[Stated task]
Please answer these questions from the text below on the perceived impact of curation:
1. How many potential impacts were participants asked to rate?
2. Which impact received a neutral score?
3. How many respondents added impacts not listed in the survey?

[Excerpted text]
---*---
Perception of the impact of curation

To better understand the possible positive outcomes curation activities might produce, we asked participants to indicate their level of agreement in a five-point Likert scale in relation to 14 potential impacts. Respondents expressed high agreement for the great majority of the items indicating a general agreement of the benefit curation actions have on data value and (re)use. The only exception was to the perceived impact on data’s monetary value which received a neutral score (M = 3). Amongst the most impactful items according to respondents are the ability for others to use, find, understand, access and analyze the data, which are more closely relate to the FAIR principles.

Additionally, six respondents included other perceived impacts not listed in the survey, including: “building … collaborative relationship [sic] between repository staff and data providers” (mentioned by a disciplinary data repository director), and “protecting against identifying information/copyright” (mentioned by an unaffiliated user of a generalist data repository).
---*---
[Listed records]
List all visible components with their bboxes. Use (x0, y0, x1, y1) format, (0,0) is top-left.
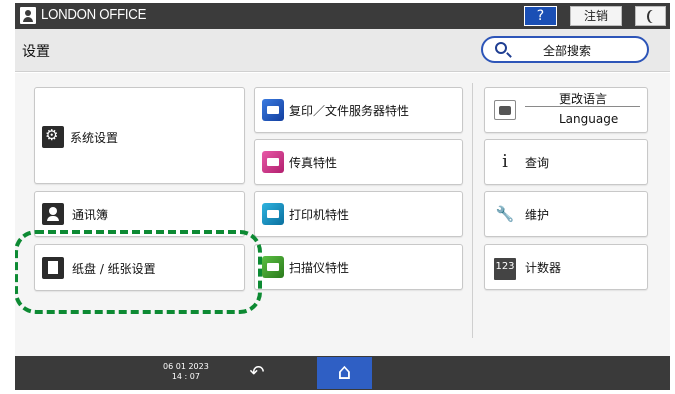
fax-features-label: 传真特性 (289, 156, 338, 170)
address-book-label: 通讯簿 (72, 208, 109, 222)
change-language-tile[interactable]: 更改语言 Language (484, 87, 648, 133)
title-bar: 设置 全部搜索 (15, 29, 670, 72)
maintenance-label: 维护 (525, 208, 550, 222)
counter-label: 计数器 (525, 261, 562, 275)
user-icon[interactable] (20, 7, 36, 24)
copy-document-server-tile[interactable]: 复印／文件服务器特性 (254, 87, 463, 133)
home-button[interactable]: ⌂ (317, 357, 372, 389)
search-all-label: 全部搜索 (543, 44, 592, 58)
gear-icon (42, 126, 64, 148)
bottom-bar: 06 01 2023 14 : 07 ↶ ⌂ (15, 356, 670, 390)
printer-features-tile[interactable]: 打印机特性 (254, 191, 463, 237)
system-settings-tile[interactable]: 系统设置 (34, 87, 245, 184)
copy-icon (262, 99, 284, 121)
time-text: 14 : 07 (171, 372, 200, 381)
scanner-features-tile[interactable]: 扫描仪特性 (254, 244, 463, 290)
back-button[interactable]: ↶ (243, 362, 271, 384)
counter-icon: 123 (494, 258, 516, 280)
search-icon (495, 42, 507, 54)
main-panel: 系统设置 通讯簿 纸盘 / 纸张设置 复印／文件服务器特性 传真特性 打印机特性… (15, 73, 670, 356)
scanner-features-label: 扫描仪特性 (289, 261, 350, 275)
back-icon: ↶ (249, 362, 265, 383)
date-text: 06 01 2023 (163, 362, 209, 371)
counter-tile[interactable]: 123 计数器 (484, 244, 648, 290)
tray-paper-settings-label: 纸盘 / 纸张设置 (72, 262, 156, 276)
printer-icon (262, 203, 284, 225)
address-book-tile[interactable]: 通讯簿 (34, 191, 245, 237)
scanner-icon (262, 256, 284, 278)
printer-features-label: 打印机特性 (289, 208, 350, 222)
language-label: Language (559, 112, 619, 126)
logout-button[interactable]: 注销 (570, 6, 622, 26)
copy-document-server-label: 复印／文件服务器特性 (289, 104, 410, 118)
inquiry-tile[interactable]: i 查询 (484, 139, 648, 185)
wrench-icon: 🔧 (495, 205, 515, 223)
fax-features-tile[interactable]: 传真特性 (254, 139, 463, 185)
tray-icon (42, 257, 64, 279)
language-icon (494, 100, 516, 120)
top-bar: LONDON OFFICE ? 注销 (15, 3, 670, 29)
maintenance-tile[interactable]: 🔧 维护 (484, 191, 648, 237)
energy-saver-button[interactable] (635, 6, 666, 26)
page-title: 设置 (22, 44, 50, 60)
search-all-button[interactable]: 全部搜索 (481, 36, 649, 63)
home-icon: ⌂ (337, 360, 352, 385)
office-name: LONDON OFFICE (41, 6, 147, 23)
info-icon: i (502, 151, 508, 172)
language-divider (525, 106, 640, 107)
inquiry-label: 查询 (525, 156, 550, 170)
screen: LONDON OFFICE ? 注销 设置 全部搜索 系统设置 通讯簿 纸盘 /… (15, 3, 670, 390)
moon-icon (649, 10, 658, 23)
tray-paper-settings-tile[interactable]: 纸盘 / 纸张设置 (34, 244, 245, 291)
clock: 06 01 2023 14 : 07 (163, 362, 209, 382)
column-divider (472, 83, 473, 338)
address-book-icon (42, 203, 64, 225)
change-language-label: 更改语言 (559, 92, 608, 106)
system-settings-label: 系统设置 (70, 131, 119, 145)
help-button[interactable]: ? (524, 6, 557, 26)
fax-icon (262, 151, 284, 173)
---*---
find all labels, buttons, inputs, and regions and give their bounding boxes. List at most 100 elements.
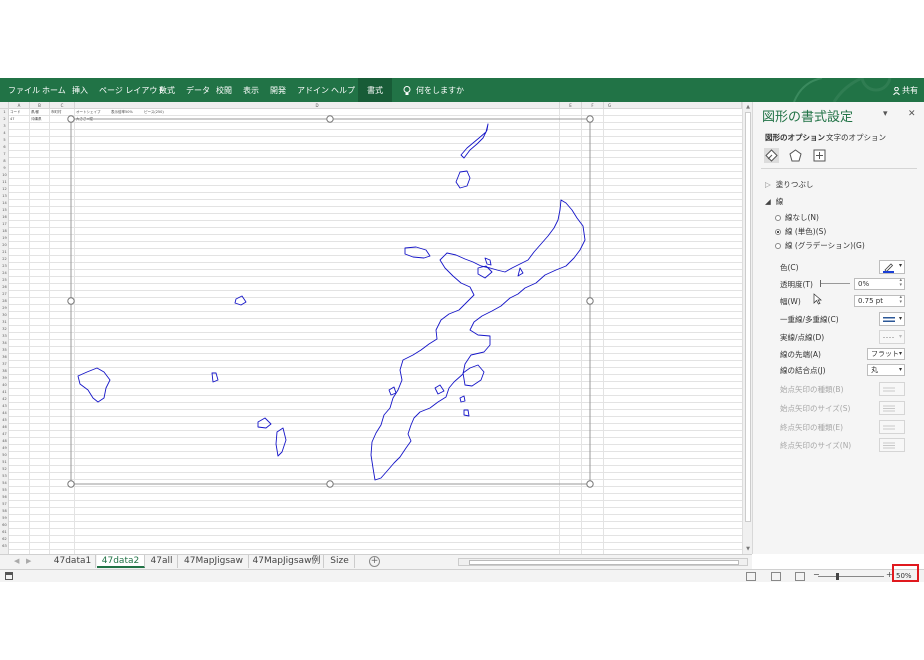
---*---
[Exercise response]
1. 14
2. The impact on data's monetary value (M = 3)
3. Six